*** Available data Section Begins ***

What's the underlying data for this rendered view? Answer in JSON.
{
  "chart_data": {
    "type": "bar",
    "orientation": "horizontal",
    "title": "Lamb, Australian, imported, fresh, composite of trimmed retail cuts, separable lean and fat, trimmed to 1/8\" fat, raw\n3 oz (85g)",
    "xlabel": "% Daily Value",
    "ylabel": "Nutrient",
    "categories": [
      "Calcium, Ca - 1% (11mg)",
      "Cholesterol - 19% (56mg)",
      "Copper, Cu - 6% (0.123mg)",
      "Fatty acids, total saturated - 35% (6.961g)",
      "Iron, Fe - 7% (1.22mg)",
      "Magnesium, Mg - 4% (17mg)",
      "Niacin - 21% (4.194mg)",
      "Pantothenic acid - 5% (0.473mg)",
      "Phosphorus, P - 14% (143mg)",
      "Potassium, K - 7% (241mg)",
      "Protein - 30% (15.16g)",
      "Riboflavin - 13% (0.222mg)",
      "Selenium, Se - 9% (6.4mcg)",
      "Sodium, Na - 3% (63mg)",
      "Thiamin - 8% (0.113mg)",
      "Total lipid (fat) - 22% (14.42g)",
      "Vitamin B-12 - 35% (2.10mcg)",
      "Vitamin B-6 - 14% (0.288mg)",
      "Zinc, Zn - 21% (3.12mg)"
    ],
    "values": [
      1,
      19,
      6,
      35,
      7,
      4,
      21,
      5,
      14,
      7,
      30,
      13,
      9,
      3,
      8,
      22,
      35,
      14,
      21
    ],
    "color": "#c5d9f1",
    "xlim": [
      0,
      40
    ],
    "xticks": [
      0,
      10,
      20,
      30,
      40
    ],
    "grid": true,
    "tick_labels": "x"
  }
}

*** Available data Section Ends ***

■ Task objective
Every line of the material above that has the string "Vitamin" needs pulling out.

■ Response box
      "Vitamin B-12 - 35% (2.10mcg)",
      "Vitamin B-6 - 14% (0.288mg)",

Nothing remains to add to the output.